= Your objective =
Select from the data all lines with the word "name".

= Data for the task =

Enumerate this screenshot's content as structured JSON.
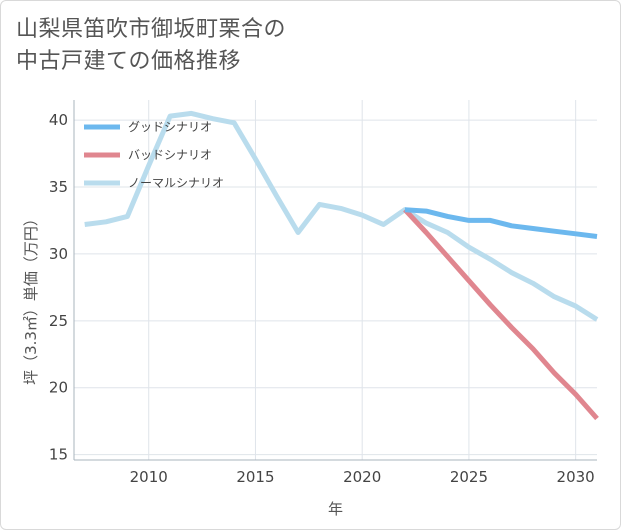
{
  "title": {
    "line1": "山梨県笛吹市御坂町栗合の",
    "line2": "中古戸建ての価格推移"
  },
  "colors": {
    "good": "#6cb8ee",
    "bad": "#e0868f",
    "normal": "#b9dced",
    "grid": "#dfe4ea",
    "axis": "#aab4be"
  },
  "chart_data": {
    "type": "line",
    "xlabel": "年",
    "ylabel": "坪（3.3㎡）単価（万円）",
    "xlim": [
      2006.5,
      2031
    ],
    "ylim": [
      14.6,
      41.5
    ],
    "xticks": [
      2010,
      2015,
      2020,
      2025,
      2030
    ],
    "yticks": [
      15,
      20,
      25,
      30,
      35,
      40
    ],
    "legend_position": "top-left",
    "series": [
      {
        "name": "グッドシナリオ",
        "key": "good",
        "x": [
          2022,
          2023,
          2024,
          2025,
          2026,
          2027,
          2028,
          2029,
          2030,
          2031
        ],
        "y": [
          33.3,
          33.2,
          32.8,
          32.5,
          32.5,
          32.1,
          31.9,
          31.7,
          31.5,
          31.3
        ]
      },
      {
        "name": "バッドシナリオ",
        "key": "bad",
        "x": [
          2022,
          2023,
          2024,
          2025,
          2026,
          2027,
          2028,
          2029,
          2030,
          2031
        ],
        "y": [
          33.3,
          31.6,
          29.8,
          28.0,
          26.2,
          24.5,
          22.9,
          21.1,
          19.5,
          17.7
        ]
      },
      {
        "name": "ノーマルシナリオ",
        "key": "normal",
        "x": [
          2007,
          2008,
          2009,
          2010,
          2011,
          2012,
          2013,
          2014,
          2015,
          2016,
          2017,
          2018,
          2019,
          2020,
          2021,
          2022,
          2023,
          2024,
          2025,
          2026,
          2027,
          2028,
          2029,
          2030,
          2031
        ],
        "y": [
          32.2,
          32.4,
          32.8,
          36.6,
          40.3,
          40.5,
          40.1,
          39.8,
          37.1,
          34.3,
          31.6,
          33.7,
          33.4,
          32.9,
          32.2,
          33.3,
          32.3,
          31.6,
          30.5,
          29.6,
          28.6,
          27.8,
          26.8,
          26.1,
          25.1
        ]
      }
    ]
  }
}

= The reply =
        "name": "グッドシナリオ",
        "name": "バッドシナリオ",
        "name": "ノーマルシナリオ",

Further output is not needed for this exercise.